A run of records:

▶

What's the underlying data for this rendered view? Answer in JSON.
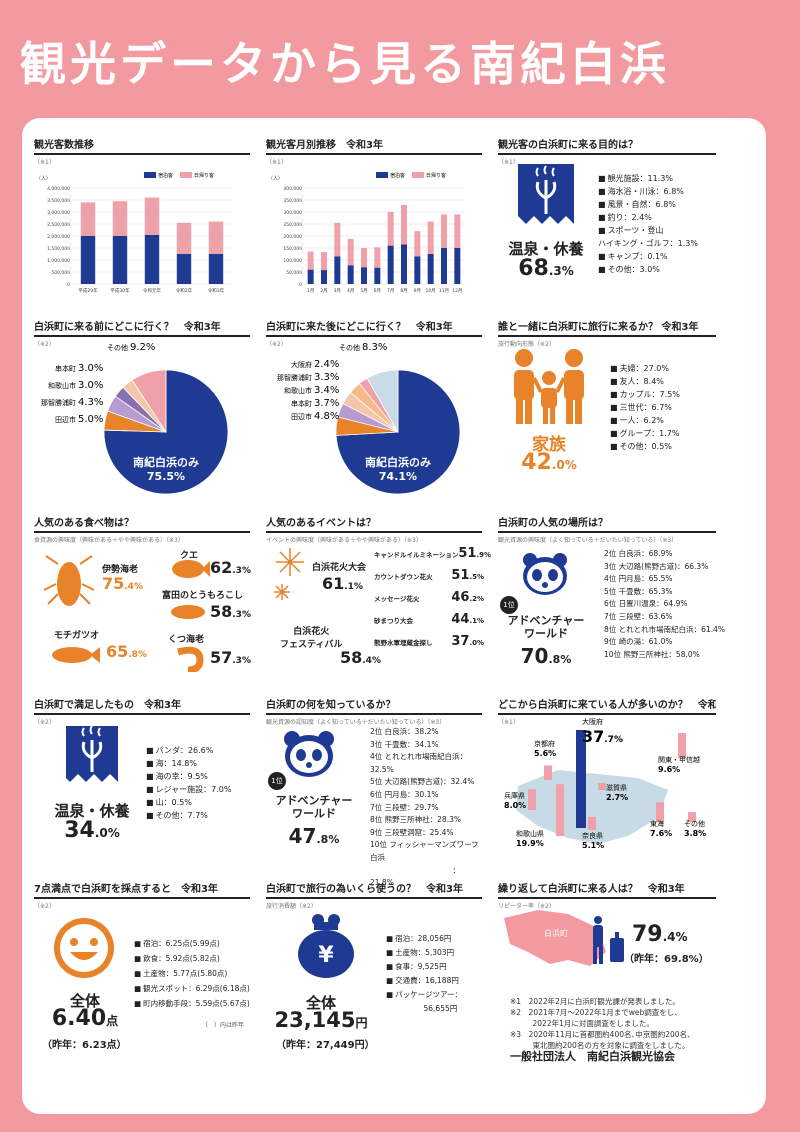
{
  "title": "観光データから見る南紀白浜",
  "colors": {
    "bg": "#f29aa0",
    "navy": "#1f3a93",
    "pink": "#f0a0a8",
    "orange": "#e8832a"
  },
  "s1": {
    "title": "観光客数推移",
    "note": "（※1）",
    "unit": "（人）",
    "legend": [
      "宿泊客",
      "日帰り客"
    ]
  },
  "s2": {
    "title": "観光客月別推移　令和3年",
    "note": "（※1）",
    "unit": "（人）",
    "legend": [
      "宿泊客",
      "日帰り客"
    ]
  },
  "chart_data": [
    {
      "type": "bar",
      "stacked": true,
      "categories": [
        "平成29年",
        "平成30年",
        "令和元年",
        "令和2年",
        "令和3年"
      ],
      "series": [
        {
          "name": "宿泊客",
          "values": [
            2000000,
            2000000,
            2050000,
            1250000,
            1250000
          ]
        },
        {
          "name": "日帰り客",
          "values": [
            1400000,
            1450000,
            1550000,
            1300000,
            1350000
          ]
        }
      ],
      "yticks": [
        "0",
        "500,000",
        "1,000,000",
        "1,500,000",
        "2,000,000",
        "2,500,000",
        "3,000,000",
        "3,500,000",
        "4,000,000"
      ],
      "ylim": [
        0,
        4000000
      ]
    },
    {
      "type": "bar",
      "stacked": true,
      "categories": [
        "1月",
        "2月",
        "3月",
        "4月",
        "5月",
        "6月",
        "7月",
        "8月",
        "9月",
        "10月",
        "11月",
        "12月"
      ],
      "series": [
        {
          "name": "宿泊客",
          "values": [
            60000,
            58000,
            115000,
            78000,
            70000,
            68000,
            160000,
            165000,
            115000,
            125000,
            150000,
            150000
          ]
        },
        {
          "name": "日帰り客",
          "values": [
            75000,
            75000,
            140000,
            110000,
            80000,
            85000,
            140000,
            165000,
            105000,
            135000,
            140000,
            140000
          ]
        }
      ],
      "yticks": [
        "0",
        "50,000",
        "100,000",
        "150,000",
        "200,000",
        "250,000",
        "300,000",
        "350,000",
        "400,000"
      ],
      "ylim": [
        0,
        400000
      ]
    },
    {
      "type": "pie",
      "title": "白浜町に来る前にどこに行く？　令和3年",
      "labels": [
        "南紀白浜のみ",
        "田辺市",
        "那智勝浦町",
        "和歌山市",
        "串本町",
        "その他"
      ],
      "values": [
        75.5,
        5.0,
        4.3,
        3.0,
        3.0,
        9.2
      ]
    },
    {
      "type": "pie",
      "title": "白浜町に来た後にどこに行く？　令和3年",
      "labels": [
        "南紀白浜のみ",
        "田辺市",
        "串本町",
        "和歌山市",
        "那智勝浦町",
        "大阪府",
        "その他"
      ],
      "values": [
        74.1,
        4.8,
        3.7,
        3.4,
        3.3,
        2.4,
        8.3
      ]
    },
    {
      "type": "bar",
      "title": "どこから白浜町に来ている人が多いのか？　令和3年",
      "categories": [
        "大阪府",
        "関東・甲信越",
        "京都府",
        "奈良県",
        "兵庫県",
        "和歌山県",
        "滋賀県",
        "東海",
        "その他"
      ],
      "values": [
        37.7,
        9.6,
        5.6,
        5.1,
        8.0,
        19.9,
        2.7,
        7.6,
        3.8
      ]
    }
  ],
  "s3": {
    "title": "観光客の白浜町に来る目的は？",
    "note": "（※1）",
    "main": "温泉・休養",
    "pct": "68",
    "dec": ".3%",
    "items": [
      "観光施設：11.3%",
      "海水浴・川泳：6.8%",
      "風景・自然：6.8%",
      "釣り：2.4%",
      "スポーツ・登山\nハイキング・ゴルフ：1.3%",
      "キャンプ：0.1%",
      "その他：3.0%"
    ]
  },
  "p1": {
    "note": "（※2）",
    "main": "南紀白浜のみ",
    "mainpct": "75.5%",
    "labels": [
      "その他",
      "串本町",
      "和歌山市",
      "那智勝浦町",
      "田辺市"
    ],
    "pcts": [
      "9.2%",
      "3.0%",
      "3.0%",
      "4.3%",
      "5.0%"
    ]
  },
  "p2": {
    "note": "（※2）",
    "main": "南紀白浜のみ",
    "mainpct": "74.1%",
    "labels": [
      "その他",
      "大阪府",
      "那智勝浦町",
      "和歌山市",
      "串本町",
      "田辺市"
    ],
    "pcts": [
      "8.3%",
      "2.4%",
      "3.3%",
      "3.4%",
      "3.7%",
      "4.8%"
    ]
  },
  "s6": {
    "title": "誰と一緒に白浜町に旅行に来るか？ 令和3年",
    "note": "旅行動向形態（※2）",
    "main": "家族",
    "pct": "42",
    "dec": ".0%",
    "items": [
      "夫婦：27.0%",
      "友人：8.4%",
      "カップル：7.5%",
      "三世代：6.7%",
      "一人：6.2%",
      "グループ：1.7%",
      "その他：0.5%"
    ]
  },
  "s7": {
    "title": "人気のある食べ物は？",
    "note": "食資源の興味度（興味がある＋やや興味がある）（※3）",
    "items": [
      {
        "name": "伊勢海老",
        "pct": "75",
        "dec": ".4%"
      },
      {
        "name": "クエ",
        "pct": "62",
        "dec": ".3%"
      },
      {
        "name": "富田のとうもろこし",
        "pct": "58",
        "dec": ".3%"
      },
      {
        "name": "モチガツオ",
        "pct": "65",
        "dec": ".8%"
      },
      {
        "name": "くつ海老",
        "pct": "57",
        "dec": ".3%"
      }
    ]
  },
  "s8": {
    "title": "人気のあるイベントは？",
    "note": "イベントの興味度（興味がある＋やや興味がある）（※3）",
    "main1": "白浜花火大会",
    "m1pct": "61",
    "m1dec": ".1%",
    "main2": "白浜花火\nフェスティバル",
    "m2pct": "58",
    "m2dec": ".4%",
    "items": [
      {
        "name": "キャンドルイルミネーション",
        "pct": "51",
        "dec": ".9%"
      },
      {
        "name": "カウントダウン花火",
        "pct": "51",
        "dec": ".5%"
      },
      {
        "name": "メッセージ花火",
        "pct": "46",
        "dec": ".2%"
      },
      {
        "name": "砂まつり大会",
        "pct": "44",
        "dec": ".1%"
      },
      {
        "name": "熊野水軍埋蔵金探し",
        "pct": "37",
        "dec": ".0%"
      }
    ]
  },
  "s9": {
    "title": "白浜町の人気の場所は？",
    "note": "観光資源の興味度（よく知っている＋だいたい知っている）（※3）",
    "rank": "1位",
    "main": "アドベンチャー\nワールド",
    "pct": "70",
    "dec": ".8%",
    "items": [
      "2位 白良浜：68.9%",
      "3位 大辺路(熊野古道)：66.3%",
      "4位 円月島：65.5%",
      "5位 千畳敷：65.3%",
      "6位 日置川温泉：64.9%",
      "7位 三段壁：63.6%",
      "8位 とれとれ市場南紀白浜：61.4%",
      "9位 崎の湯：61.0%",
      "10位 熊野三所神社：58.0%"
    ]
  },
  "s10": {
    "title": "白浜町で満足したもの　令和3年",
    "note": "（※2）",
    "main": "温泉・休養",
    "pct": "34",
    "dec": ".0%",
    "items": [
      "パンダ：26.6%",
      "海：14.8%",
      "海の幸：9.5%",
      "レジャー施設：7.0%",
      "山：0.5%",
      "その他：7.7%"
    ]
  },
  "s11": {
    "title": "白浜町の何を知っているか？",
    "note": "観光資源の認知度（よく知っている＋だいたい知っている）（※3）",
    "rank": "1位",
    "main": "アドベンチャー\nワールド",
    "pct": "47",
    "dec": ".8%",
    "items": [
      "2位 白良浜：38.2%",
      "3位 千畳敷：34.1%",
      "4位 とれとれ市場南紀白浜：32.5%",
      "5位 大辺路(熊野古道)：32.4%",
      "6位 円月島：30.1%",
      "7位 三段壁：29.7%",
      "8位 熊野三所神社：28.3%",
      "9位 三段壁洞窟：25.4%",
      "10位 フィッシャーマンズワーフ白浜\n　　　　　　　　　　　：21.8%"
    ]
  },
  "s12": {
    "title": "どこから白浜町に来ている人が多いのか？　令和3年",
    "note": "（※1）",
    "regions": [
      {
        "name": "大阪府",
        "pct": "37",
        "dec": ".7%"
      },
      {
        "name": "関東・甲信越",
        "pct": "9.6%"
      },
      {
        "name": "京都府",
        "pct": "5.6%"
      },
      {
        "name": "滋賀県",
        "pct": "2.7%"
      },
      {
        "name": "兵庫県",
        "pct": "8.0%"
      },
      {
        "name": "東海",
        "pct": "7.6%"
      },
      {
        "name": "その他",
        "pct": "3.8%"
      },
      {
        "name": "和歌山県",
        "pct": "19.9%"
      },
      {
        "name": "奈良県",
        "pct": "5.1%"
      }
    ]
  },
  "s13": {
    "title": "7点満点で白浜町を採点すると　令和3年",
    "note": "（※2）",
    "main": "全体",
    "score": "6.40",
    "unit": "点",
    "prev": "（昨年：6.23点）",
    "items": [
      "宿泊：6.25点(5.99点)",
      "飲食：5.92点(5.82点)",
      "土産物：5.77点(5.80点)",
      "観光スポット：6.29点(6.18点)",
      "町内移動手段：5.59点(5.67点)"
    ],
    "paren": "（　）内は昨年"
  },
  "s14": {
    "title": "白浜町で旅行の為いくら使うの？　令和3年",
    "note": "旅行消費額（※2）",
    "symbol": "¥",
    "main": "全体",
    "amount": "23,145",
    "unit": "円",
    "prev": "（昨年：27,449円）",
    "items": [
      "宿泊：28,056円",
      "土産物：5,303円",
      "食事：9,525円",
      "交通費：16,188円",
      "パッケージツアー：\n　　　　　56,655円"
    ]
  },
  "s15": {
    "title": "繰り返して白浜町に来る人は？　令和3年",
    "note": "リピーター率（※2）",
    "town": "白浜町",
    "pct": "79",
    "dec": ".4%",
    "prev": "（昨年：69.8%）",
    "notes": [
      "※1　2022年2月に白浜町観光課が発表しました。",
      "※2　2021年7月～2022年1月までweb調査をし、\n　　　2022年1月に対面調査をしました。",
      "※3　2020年11月に首都圏約400名､中京圏約200名、\n　　　東北圏約200名の方を対象に調査をしました。"
    ],
    "org": "一般社団法人　南紀白浜観光協会"
  }
}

◀

| Task to carry out |
Copy, from the material, each line that holds the string "よく知っている".

| Answer |
    "note": "観光資源の興味度（よく知っている＋だいたい知っている）（※3）",
    "note": "観光資源の認知度（よく知っている＋だいたい知っている）（※3）",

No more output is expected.